* _MATERIAL PROVIDED_
START

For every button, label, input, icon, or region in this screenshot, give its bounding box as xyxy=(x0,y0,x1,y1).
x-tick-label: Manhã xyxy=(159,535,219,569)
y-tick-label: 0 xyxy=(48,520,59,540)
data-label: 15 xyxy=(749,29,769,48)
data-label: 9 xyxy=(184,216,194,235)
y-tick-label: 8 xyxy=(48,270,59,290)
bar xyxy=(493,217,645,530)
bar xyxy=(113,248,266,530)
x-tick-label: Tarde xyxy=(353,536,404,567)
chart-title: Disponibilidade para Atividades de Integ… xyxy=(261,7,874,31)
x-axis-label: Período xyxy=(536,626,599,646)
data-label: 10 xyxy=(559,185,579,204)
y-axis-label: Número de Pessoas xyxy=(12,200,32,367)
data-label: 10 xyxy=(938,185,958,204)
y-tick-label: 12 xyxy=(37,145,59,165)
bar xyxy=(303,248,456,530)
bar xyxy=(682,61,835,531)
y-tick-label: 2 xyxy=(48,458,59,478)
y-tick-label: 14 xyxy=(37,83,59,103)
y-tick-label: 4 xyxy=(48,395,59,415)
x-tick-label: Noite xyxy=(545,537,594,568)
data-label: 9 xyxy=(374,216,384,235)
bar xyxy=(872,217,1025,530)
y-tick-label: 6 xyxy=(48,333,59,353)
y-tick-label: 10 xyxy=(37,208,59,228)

END
START

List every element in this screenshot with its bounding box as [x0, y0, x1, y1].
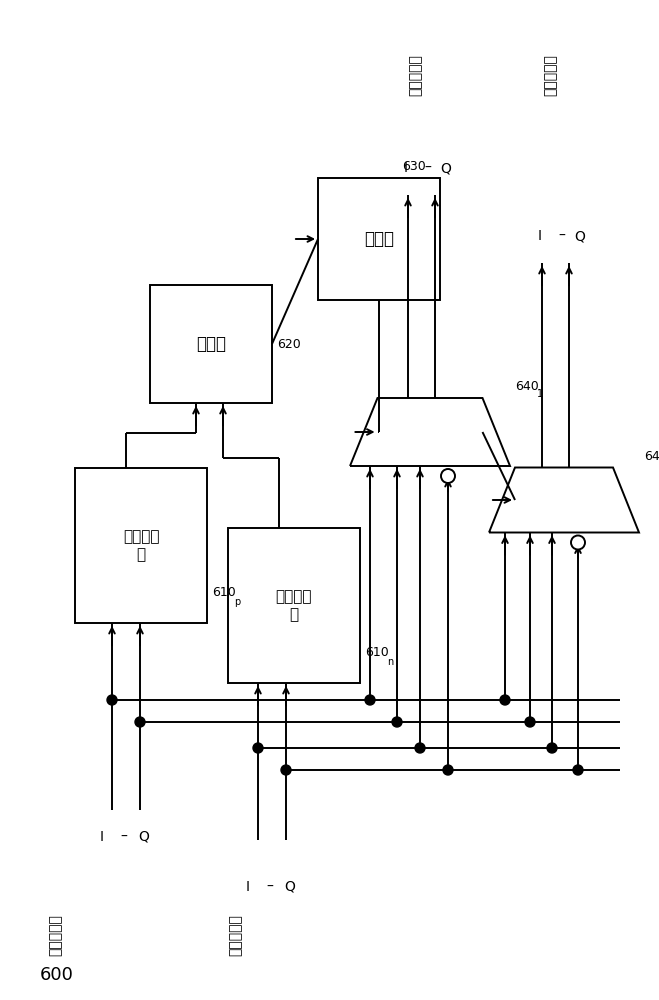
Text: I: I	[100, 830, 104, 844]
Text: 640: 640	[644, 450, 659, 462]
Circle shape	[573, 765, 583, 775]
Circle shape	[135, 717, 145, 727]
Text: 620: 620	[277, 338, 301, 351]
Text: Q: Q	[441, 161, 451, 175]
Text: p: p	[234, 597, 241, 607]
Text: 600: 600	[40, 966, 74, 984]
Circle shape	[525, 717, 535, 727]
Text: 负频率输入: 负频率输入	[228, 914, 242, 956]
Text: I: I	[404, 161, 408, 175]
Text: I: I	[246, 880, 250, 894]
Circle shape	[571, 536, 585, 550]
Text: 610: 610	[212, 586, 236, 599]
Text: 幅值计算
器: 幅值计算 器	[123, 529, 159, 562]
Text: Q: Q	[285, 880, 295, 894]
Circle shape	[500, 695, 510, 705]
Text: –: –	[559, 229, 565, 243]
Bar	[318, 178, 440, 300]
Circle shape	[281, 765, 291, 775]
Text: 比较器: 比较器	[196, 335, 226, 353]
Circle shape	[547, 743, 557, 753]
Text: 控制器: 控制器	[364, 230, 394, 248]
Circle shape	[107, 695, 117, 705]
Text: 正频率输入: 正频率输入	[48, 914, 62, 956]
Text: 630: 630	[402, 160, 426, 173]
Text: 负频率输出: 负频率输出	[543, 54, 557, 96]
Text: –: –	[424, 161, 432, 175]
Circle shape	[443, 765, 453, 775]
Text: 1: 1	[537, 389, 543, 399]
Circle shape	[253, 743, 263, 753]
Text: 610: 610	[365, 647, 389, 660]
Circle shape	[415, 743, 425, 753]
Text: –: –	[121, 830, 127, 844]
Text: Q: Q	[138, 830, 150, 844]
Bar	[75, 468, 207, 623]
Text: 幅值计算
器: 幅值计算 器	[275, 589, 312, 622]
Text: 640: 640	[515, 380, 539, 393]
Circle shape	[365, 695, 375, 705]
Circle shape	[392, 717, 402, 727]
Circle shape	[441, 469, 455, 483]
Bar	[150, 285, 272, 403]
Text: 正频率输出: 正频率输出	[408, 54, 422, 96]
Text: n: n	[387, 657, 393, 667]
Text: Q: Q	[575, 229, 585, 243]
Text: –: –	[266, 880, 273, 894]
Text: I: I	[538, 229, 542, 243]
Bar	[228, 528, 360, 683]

END
START

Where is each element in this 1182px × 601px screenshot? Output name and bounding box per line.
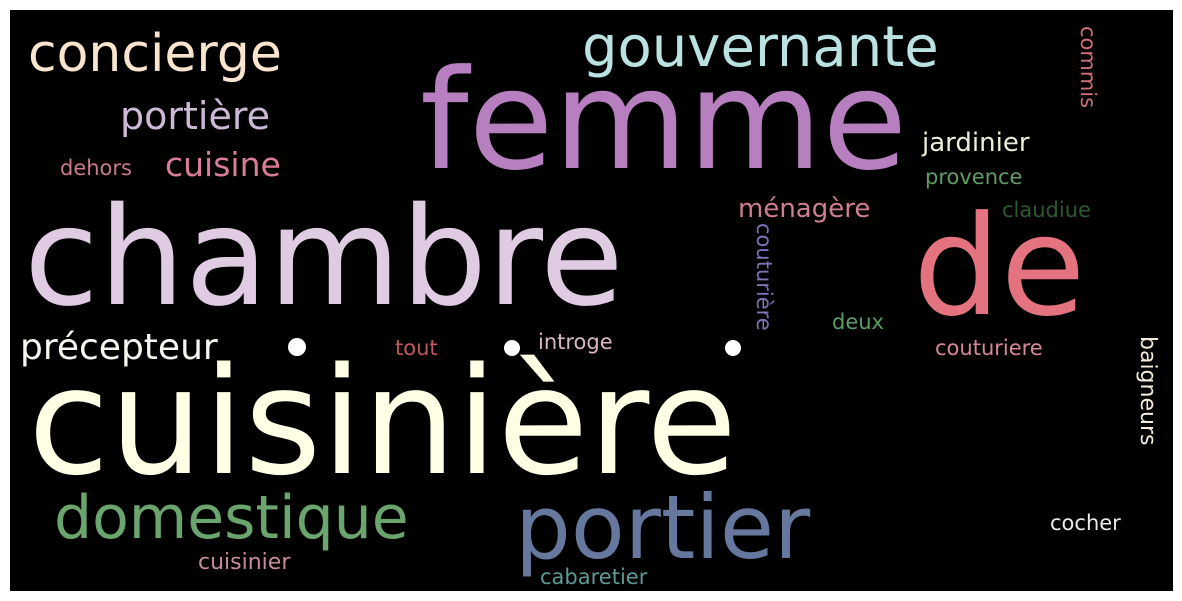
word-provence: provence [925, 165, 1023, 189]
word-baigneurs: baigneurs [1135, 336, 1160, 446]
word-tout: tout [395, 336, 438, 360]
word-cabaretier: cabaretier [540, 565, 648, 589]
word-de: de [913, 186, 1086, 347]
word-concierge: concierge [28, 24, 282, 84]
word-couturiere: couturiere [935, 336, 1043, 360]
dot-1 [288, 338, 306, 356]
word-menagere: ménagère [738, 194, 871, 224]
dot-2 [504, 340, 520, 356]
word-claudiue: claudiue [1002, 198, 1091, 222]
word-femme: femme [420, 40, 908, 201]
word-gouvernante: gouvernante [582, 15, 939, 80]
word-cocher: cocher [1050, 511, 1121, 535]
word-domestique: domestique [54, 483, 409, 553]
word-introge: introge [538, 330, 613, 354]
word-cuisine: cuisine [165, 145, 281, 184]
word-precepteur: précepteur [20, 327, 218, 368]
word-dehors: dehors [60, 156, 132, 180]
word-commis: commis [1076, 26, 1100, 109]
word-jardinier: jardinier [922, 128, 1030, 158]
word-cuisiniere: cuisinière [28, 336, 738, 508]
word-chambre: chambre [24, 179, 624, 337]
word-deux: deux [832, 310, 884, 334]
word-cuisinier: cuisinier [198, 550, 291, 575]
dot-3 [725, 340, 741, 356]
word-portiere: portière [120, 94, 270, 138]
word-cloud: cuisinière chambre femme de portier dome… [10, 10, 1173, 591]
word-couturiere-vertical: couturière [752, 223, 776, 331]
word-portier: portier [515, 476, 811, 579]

END

* _TO BE DONE_
Retype the listing lines starting at the line that contains "For every button, label, input, icon, or" and ending at the line that contains "y-tick-label: 10 xyxy=(37,208,59,228)", with both of those lines included.

* _SOLUTION FOR THIS TASK_
For every button, label, input, icon, or region in this screenshot, give its bounding box as xyxy=(x0,y0,x1,y1).
x-tick-label: Manhã xyxy=(159,535,219,569)
y-tick-label: 0 xyxy=(48,520,59,540)
data-label: 15 xyxy=(749,29,769,48)
data-label: 9 xyxy=(184,216,194,235)
y-tick-label: 8 xyxy=(48,270,59,290)
bar xyxy=(493,217,645,530)
bar xyxy=(113,248,266,530)
x-tick-label: Tarde xyxy=(353,536,404,567)
chart-title: Disponibilidade para Atividades de Integ… xyxy=(261,7,874,31)
x-axis-label: Período xyxy=(536,626,599,646)
data-label: 10 xyxy=(559,185,579,204)
y-axis-label: Número de Pessoas xyxy=(12,200,32,367)
data-label: 10 xyxy=(938,185,958,204)
y-tick-label: 12 xyxy=(37,145,59,165)
bar xyxy=(303,248,456,530)
bar xyxy=(682,61,835,531)
y-tick-label: 2 xyxy=(48,458,59,478)
y-tick-label: 14 xyxy=(37,83,59,103)
y-tick-label: 4 xyxy=(48,395,59,415)
x-tick-label: Noite xyxy=(545,537,594,568)
data-label: 9 xyxy=(374,216,384,235)
bar xyxy=(872,217,1025,530)
y-tick-label: 6 xyxy=(48,333,59,353)
y-tick-label: 10 xyxy=(37,208,59,228)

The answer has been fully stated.